▶ WORK TO BE COMPLETED: All of the material should be reproduced exactly, with pictures left out.

▶ Saved entries:

>> BEGIN

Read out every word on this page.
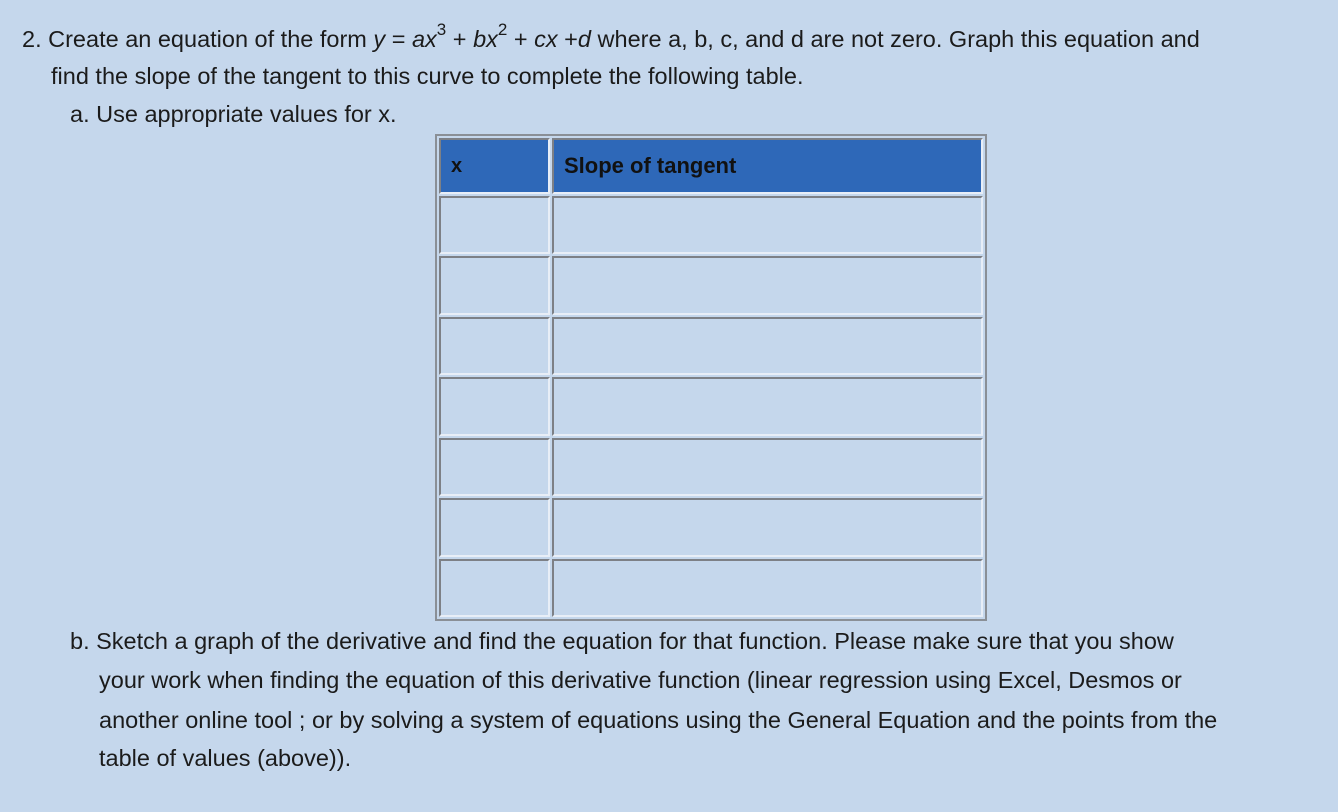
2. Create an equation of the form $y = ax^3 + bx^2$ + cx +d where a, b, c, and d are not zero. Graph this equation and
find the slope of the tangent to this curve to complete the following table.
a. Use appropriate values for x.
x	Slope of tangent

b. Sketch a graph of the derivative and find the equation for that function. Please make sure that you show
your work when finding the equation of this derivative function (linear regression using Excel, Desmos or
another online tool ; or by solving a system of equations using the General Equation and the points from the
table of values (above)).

>> END

▶ EXPECTED ANSWER:
Read out every word on this page.
2. Create an equation of the form $y = ax^3 + bx^2$ + cx +d where a, b, c, and d are not zero. Graph this equation and
find the slope of the tangent to this curve to complete the following table.
a. Use appropriate values for x.
x	Slope of tangent

b. Sketch a graph of the derivative and find the equation for that function. Please make sure that you show
your work when finding the equation of this derivative function (linear regression using Excel, Desmos or
another online tool ; or by solving a system of equations using the General Equation and the points from the
table of values (above)).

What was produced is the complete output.